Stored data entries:

──────────────────────────────

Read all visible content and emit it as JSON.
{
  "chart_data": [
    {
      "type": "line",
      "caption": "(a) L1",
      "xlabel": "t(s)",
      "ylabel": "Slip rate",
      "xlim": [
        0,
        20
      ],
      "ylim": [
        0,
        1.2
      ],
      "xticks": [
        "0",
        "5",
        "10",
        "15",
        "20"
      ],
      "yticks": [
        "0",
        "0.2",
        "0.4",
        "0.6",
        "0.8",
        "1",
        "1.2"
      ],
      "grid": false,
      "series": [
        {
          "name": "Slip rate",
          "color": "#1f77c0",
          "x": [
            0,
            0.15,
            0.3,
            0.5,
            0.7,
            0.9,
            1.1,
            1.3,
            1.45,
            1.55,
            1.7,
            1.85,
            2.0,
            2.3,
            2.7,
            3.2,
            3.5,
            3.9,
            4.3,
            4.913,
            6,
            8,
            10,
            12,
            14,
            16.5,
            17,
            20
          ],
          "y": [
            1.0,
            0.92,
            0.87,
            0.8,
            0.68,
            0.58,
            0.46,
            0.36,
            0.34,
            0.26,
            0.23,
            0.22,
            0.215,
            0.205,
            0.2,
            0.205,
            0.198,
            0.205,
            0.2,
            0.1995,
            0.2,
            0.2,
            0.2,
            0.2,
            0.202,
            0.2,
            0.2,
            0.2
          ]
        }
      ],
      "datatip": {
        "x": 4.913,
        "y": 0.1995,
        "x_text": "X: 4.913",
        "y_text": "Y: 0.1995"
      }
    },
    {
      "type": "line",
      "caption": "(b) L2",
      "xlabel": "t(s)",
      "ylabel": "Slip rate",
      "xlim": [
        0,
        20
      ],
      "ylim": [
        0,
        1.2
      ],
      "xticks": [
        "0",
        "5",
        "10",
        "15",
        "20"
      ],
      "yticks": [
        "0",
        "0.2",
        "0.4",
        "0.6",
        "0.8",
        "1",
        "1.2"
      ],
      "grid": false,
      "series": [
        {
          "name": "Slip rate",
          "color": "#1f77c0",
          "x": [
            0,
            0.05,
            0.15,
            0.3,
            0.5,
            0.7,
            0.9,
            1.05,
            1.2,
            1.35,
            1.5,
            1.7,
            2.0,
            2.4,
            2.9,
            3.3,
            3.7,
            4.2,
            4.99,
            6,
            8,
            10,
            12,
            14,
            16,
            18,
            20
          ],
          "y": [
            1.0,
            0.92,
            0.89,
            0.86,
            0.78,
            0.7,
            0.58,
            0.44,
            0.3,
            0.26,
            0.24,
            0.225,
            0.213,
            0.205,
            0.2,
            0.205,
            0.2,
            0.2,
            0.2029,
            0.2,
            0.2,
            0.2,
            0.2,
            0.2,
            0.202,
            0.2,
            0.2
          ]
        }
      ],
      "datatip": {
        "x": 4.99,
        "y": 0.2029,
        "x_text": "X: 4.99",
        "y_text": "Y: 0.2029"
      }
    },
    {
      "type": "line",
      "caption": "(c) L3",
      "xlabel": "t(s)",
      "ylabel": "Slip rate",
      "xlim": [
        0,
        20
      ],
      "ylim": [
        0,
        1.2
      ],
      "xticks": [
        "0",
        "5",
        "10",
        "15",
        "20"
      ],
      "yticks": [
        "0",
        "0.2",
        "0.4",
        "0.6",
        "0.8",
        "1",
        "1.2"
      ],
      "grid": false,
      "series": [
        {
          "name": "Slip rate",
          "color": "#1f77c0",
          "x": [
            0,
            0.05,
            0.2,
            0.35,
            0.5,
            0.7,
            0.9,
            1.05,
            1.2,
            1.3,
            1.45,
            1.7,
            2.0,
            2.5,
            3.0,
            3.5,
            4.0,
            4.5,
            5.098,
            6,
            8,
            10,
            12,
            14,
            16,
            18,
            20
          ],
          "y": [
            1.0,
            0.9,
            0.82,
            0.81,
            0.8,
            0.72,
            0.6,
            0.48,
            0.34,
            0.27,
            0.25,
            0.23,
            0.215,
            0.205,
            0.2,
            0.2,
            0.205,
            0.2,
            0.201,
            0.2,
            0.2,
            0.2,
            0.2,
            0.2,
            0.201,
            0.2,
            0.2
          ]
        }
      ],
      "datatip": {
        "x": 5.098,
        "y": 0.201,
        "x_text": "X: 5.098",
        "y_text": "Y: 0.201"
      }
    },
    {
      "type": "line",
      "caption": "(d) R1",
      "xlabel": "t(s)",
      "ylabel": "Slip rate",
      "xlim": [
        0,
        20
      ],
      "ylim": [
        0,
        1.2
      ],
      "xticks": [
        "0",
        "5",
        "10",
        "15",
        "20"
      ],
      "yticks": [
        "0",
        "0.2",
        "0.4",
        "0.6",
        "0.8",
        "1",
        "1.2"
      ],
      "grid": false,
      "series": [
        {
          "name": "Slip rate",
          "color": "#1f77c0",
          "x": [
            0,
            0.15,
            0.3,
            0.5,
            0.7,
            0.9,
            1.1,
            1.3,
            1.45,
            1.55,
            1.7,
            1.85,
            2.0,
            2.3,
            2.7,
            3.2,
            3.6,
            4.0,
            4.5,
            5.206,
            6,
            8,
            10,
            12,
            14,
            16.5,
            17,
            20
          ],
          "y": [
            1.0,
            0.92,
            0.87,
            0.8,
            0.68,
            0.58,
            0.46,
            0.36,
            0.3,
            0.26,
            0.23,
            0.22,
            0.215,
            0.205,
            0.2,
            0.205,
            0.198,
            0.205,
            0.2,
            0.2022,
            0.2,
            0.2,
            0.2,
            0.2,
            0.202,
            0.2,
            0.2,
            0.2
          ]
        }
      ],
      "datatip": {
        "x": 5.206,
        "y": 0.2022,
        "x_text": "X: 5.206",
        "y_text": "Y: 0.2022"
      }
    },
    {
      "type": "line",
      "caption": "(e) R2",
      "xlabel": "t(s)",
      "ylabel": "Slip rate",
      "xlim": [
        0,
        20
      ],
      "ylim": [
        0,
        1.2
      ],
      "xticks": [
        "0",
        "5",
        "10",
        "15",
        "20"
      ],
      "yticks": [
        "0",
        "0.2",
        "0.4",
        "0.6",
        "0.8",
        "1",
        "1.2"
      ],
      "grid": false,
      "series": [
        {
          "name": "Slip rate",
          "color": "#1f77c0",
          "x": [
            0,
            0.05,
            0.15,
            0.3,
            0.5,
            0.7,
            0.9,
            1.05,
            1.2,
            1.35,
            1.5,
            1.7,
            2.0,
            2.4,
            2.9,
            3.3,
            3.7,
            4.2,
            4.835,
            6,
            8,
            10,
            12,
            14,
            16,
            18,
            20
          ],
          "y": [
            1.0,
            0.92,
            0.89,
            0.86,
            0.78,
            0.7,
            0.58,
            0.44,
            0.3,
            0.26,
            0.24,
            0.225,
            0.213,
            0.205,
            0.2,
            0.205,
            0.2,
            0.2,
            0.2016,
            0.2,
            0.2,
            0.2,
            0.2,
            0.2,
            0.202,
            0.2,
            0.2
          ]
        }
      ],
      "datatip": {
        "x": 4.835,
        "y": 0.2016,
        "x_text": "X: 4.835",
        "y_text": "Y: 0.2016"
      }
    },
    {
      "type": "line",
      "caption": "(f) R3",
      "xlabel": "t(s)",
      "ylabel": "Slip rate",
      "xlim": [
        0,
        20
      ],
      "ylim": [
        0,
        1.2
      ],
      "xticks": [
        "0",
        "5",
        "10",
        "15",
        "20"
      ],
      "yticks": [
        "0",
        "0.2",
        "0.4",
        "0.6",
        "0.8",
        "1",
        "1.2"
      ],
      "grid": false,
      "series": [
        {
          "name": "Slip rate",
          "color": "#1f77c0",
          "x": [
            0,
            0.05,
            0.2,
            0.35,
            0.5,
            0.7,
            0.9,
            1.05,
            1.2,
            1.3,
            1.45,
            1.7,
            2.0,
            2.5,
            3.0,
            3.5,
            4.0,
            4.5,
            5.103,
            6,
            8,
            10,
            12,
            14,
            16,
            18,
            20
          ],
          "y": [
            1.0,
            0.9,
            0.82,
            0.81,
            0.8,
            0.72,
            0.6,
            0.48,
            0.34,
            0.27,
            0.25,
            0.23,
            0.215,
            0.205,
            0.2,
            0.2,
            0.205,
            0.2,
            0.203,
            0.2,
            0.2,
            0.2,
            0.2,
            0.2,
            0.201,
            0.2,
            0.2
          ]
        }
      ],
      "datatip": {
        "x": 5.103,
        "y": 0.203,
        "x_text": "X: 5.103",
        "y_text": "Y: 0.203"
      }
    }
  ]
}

──────────────────────────────

▶ [PROMPT]
Search the data above for the string "caption" and return every line that has it.

▶ [OUTPUT OF THE TASK]
      "caption": "(a) L1",
      "caption": "(b) L2",
      "caption": "(c) L3",
      "caption": "(d) R1",
      "caption": "(e) R2",
      "caption": "(f) R3",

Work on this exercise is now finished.